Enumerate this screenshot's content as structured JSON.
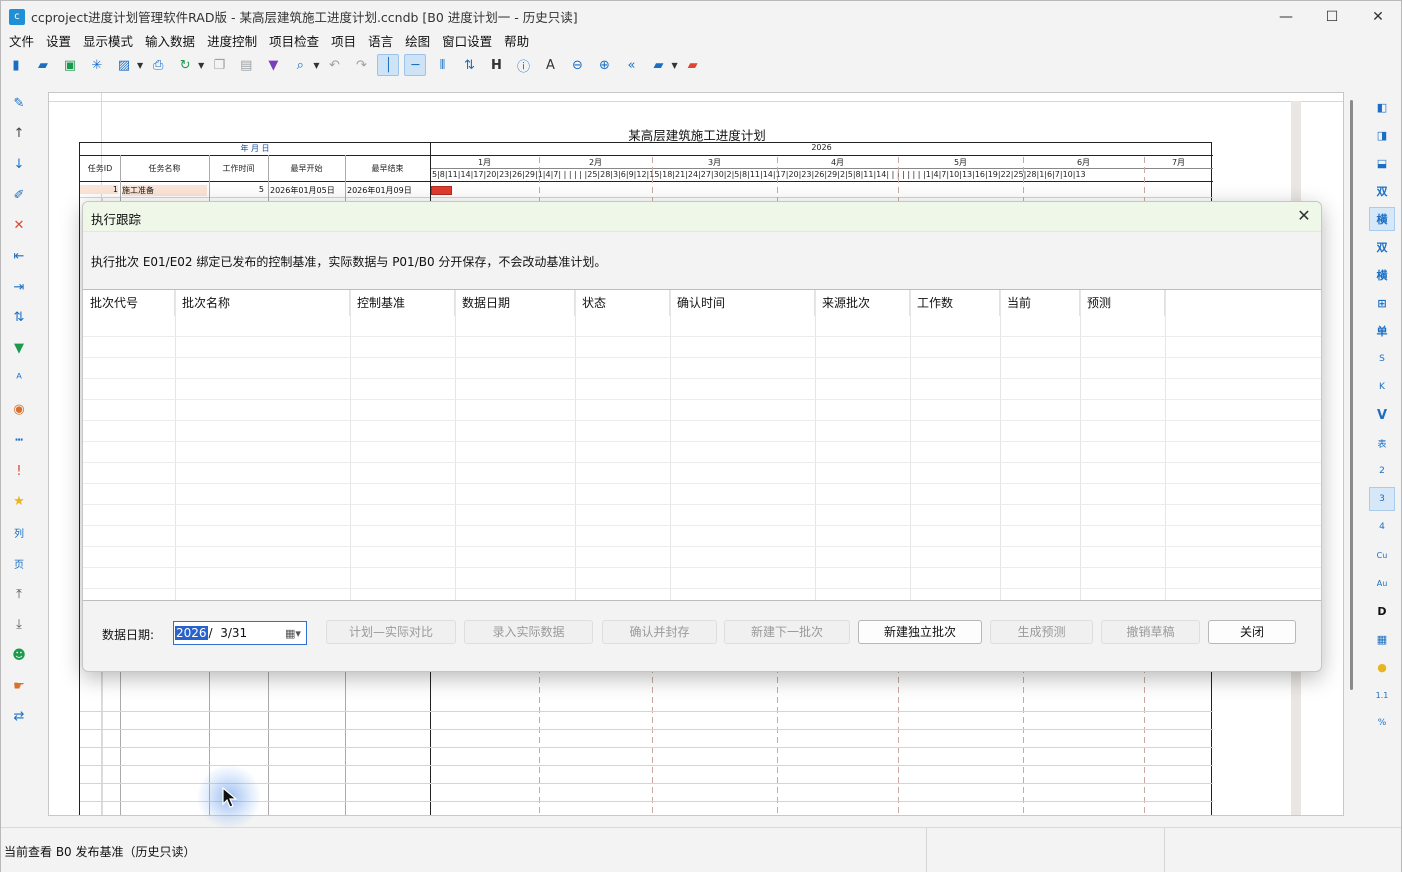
{
  "window": {
    "title": "ccproject进度计划管理软件RAD版 - 某高层建筑施工进度计划.ccndb [B0 进度计划一 - 历史只读]",
    "minimize_glyph": "—",
    "maximize_glyph": "☐",
    "close_glyph": "✕"
  },
  "menu": [
    "文件",
    "设置",
    "显示模式",
    "输入数据",
    "进度控制",
    "项目检查",
    "项目",
    "语言",
    "绘图",
    "窗口设置",
    "帮助"
  ],
  "toolbar_icons": [
    "new-file-icon",
    "open-folder-icon",
    "save-icon",
    "asterisk-icon",
    "export-image-icon",
    "print-icon",
    "refresh-icon",
    "copy-icon",
    "paste-icon",
    "format-brush-icon",
    "search-icon",
    "undo-icon",
    "redo-icon",
    "vertical-line-icon",
    "horizontal-line-icon",
    "columns-icon",
    "sort-icon",
    "heading-icon",
    "info-icon",
    "font-icon",
    "zoom-out-icon",
    "zoom-in-icon",
    "back-icon",
    "folder-icon",
    "red-folder-icon"
  ],
  "left_tools": [
    "pencil-icon",
    "arrow-up-icon",
    "arrow-down-icon",
    "edit-icon",
    "delete-icon",
    "outdent-icon",
    "indent-icon",
    "swap-icon",
    "filter-icon",
    "text-style-icon",
    "palette-icon",
    "dots-icon",
    "exclamation-icon",
    "star-icon",
    "column-icon",
    "page-icon",
    "move-top-icon",
    "move-bottom-icon",
    "group-icon",
    "hand-icon",
    "exchange-icon"
  ],
  "left_tool_labels": {
    "column": "列",
    "page": "页"
  },
  "right_tools": [
    {
      "label": "",
      "icon": "panel-left-icon"
    },
    {
      "label": "",
      "icon": "panel-right-icon"
    },
    {
      "label": "",
      "icon": "panel-bottom-icon"
    },
    {
      "label": "双",
      "icon": "double-icon"
    },
    {
      "label": "横",
      "icon": "horizontal-icon",
      "active": true
    },
    {
      "label": "双",
      "icon": "double-green-icon"
    },
    {
      "label": "横",
      "icon": "horizontal-green-icon"
    },
    {
      "label": "",
      "icon": "table-icon"
    },
    {
      "label": "单",
      "icon": "single-icon"
    },
    {
      "label": "S",
      "icon": "s-icon"
    },
    {
      "label": "K",
      "icon": "k-icon"
    },
    {
      "label": "V",
      "icon": "v-icon"
    },
    {
      "label": "表",
      "icon": "table-char-icon"
    },
    {
      "label": "2",
      "icon": "two-icon"
    },
    {
      "label": "3",
      "icon": "three-icon",
      "active": true
    },
    {
      "label": "4",
      "icon": "four-icon"
    },
    {
      "label": "Cu",
      "icon": "cu-icon"
    },
    {
      "label": "Au",
      "icon": "au-icon"
    },
    {
      "label": "D",
      "icon": "d-icon"
    },
    {
      "label": "",
      "icon": "calculator-icon"
    },
    {
      "label": "",
      "icon": "comment-icon"
    },
    {
      "label": "1.1",
      "icon": "scale-icon"
    },
    {
      "label": "%",
      "icon": "percent-icon"
    }
  ],
  "sheet": {
    "title": "某高层建筑施工进度计划",
    "date_header": "年 月 日",
    "year": "2026",
    "columns": [
      "任务ID",
      "任务名称",
      "工作时间",
      "最早开始",
      "最早结束"
    ],
    "months": [
      "1月",
      "2月",
      "3月",
      "4月",
      "5月",
      "6月",
      "7月"
    ],
    "day_ticks": "5|8|11|14|17|20|23|26|29|1|4|7| | | | | |25|28|3|6|9|12|15|18|21|24|27|30|2|5|8|11|14|17|20|23|26|29|2|5|8|11|14| | | | | | | |1|4|7|10|13|16|19|22|25|28|1|6|7|10|13",
    "rows": [
      {
        "id": "1",
        "name": "施工准备",
        "duration": "5",
        "start": "2026年01月05日",
        "end": "2026年01月09日"
      }
    ]
  },
  "dialog": {
    "title": "执行跟踪",
    "description": "执行批次 E01/E02 绑定已发布的控制基准，实际数据与 P01/B0 分开保存，不会改动基准计划。",
    "columns": [
      "批次代号",
      "批次名称",
      "控制基准",
      "数据日期",
      "状态",
      "确认时间",
      "来源批次",
      "工作数",
      "当前",
      "预测"
    ],
    "date_label": "数据日期:",
    "date_year": "2026",
    "date_rest": "/  3/31",
    "buttons": [
      {
        "label": "计划—实际对比",
        "enabled": false
      },
      {
        "label": "录入实际数据",
        "enabled": false
      },
      {
        "label": "确认并封存",
        "enabled": false
      },
      {
        "label": "新建下一批次",
        "enabled": false
      },
      {
        "label": "新建独立批次",
        "enabled": true
      },
      {
        "label": "生成预测",
        "enabled": false
      },
      {
        "label": "撤销草稿",
        "enabled": false
      },
      {
        "label": "关闭",
        "enabled": true
      }
    ]
  },
  "status": {
    "text": "当前查看 B0 发布基准（历史只读）"
  },
  "colors": {
    "accent": "#1a6fc4",
    "dialog_title_bg": "#eef7e8",
    "gantt_bar": "#e03b2f"
  }
}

________________________________________

Given exercise: Check each line above for "folder" and return the ones that have it.

Complete output:
    "open-folder-icon",
    "folder-icon",
    "red-folder-icon"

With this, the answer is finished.